= PROVIDED MATERIAL =
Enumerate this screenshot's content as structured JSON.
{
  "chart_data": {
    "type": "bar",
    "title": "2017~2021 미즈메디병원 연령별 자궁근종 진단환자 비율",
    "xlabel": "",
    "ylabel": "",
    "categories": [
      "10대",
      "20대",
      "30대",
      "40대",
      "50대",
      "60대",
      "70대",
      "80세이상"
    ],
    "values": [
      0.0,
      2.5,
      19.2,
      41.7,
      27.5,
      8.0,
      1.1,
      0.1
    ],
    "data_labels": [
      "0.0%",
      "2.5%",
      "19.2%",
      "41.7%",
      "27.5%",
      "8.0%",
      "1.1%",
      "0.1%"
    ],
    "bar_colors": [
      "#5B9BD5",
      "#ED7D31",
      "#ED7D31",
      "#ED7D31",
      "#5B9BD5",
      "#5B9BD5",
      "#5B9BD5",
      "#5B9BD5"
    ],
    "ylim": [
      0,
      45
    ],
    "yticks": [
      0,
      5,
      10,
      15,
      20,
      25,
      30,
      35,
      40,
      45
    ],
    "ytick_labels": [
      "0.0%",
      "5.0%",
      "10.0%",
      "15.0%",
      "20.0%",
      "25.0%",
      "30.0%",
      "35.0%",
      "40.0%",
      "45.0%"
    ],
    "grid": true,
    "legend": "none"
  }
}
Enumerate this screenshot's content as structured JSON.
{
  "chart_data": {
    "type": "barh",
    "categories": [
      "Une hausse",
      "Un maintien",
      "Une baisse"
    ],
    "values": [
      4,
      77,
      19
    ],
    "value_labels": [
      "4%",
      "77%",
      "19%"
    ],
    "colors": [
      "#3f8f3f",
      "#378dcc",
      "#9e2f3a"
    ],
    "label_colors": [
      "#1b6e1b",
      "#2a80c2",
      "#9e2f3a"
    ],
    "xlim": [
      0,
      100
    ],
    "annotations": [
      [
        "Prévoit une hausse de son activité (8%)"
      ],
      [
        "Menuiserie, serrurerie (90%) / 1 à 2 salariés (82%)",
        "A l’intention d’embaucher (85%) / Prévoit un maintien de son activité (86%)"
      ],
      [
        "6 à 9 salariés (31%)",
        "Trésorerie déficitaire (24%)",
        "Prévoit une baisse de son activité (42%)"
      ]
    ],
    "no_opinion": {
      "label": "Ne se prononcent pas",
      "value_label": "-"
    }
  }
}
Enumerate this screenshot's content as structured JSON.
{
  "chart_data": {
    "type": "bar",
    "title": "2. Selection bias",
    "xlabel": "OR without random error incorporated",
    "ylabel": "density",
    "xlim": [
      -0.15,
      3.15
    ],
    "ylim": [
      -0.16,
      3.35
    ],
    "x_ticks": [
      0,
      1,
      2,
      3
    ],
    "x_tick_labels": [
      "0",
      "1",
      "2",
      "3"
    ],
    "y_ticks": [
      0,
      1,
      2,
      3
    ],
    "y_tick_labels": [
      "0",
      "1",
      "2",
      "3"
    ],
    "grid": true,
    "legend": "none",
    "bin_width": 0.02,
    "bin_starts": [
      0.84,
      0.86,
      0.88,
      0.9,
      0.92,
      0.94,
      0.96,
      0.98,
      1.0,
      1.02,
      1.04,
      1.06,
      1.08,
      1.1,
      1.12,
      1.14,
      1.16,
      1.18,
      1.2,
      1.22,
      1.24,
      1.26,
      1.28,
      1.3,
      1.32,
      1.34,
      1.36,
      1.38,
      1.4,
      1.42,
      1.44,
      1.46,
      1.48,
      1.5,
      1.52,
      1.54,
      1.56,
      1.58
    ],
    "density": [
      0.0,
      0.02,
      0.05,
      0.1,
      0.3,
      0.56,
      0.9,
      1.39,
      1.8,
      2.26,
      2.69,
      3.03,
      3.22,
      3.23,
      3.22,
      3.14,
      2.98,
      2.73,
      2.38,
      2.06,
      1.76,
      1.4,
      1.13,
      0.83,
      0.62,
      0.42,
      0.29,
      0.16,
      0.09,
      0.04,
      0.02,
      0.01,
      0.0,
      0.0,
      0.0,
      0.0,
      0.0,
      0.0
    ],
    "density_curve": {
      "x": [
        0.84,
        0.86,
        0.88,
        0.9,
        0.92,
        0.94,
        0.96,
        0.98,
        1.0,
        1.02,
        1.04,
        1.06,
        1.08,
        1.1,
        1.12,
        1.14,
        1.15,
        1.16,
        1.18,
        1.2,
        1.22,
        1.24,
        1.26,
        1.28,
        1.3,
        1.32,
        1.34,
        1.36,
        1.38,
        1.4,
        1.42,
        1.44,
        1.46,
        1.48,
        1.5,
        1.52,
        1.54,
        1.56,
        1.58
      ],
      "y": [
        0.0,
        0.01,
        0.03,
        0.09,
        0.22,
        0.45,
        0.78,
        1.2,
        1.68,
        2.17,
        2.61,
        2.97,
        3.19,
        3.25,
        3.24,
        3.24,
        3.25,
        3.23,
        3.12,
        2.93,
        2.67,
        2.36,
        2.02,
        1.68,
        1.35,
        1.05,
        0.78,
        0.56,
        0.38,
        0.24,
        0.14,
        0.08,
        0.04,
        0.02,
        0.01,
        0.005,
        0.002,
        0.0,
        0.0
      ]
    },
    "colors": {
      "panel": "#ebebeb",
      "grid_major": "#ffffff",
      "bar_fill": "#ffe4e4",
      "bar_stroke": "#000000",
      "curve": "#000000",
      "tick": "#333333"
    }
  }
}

= GIVEN EXERCISE =
Which lines in the data above contain "xlabel"? Show each one.

= TASK RESPONSE =
    "xlabel": "",
    "xlabel": "OR without random error incorporated",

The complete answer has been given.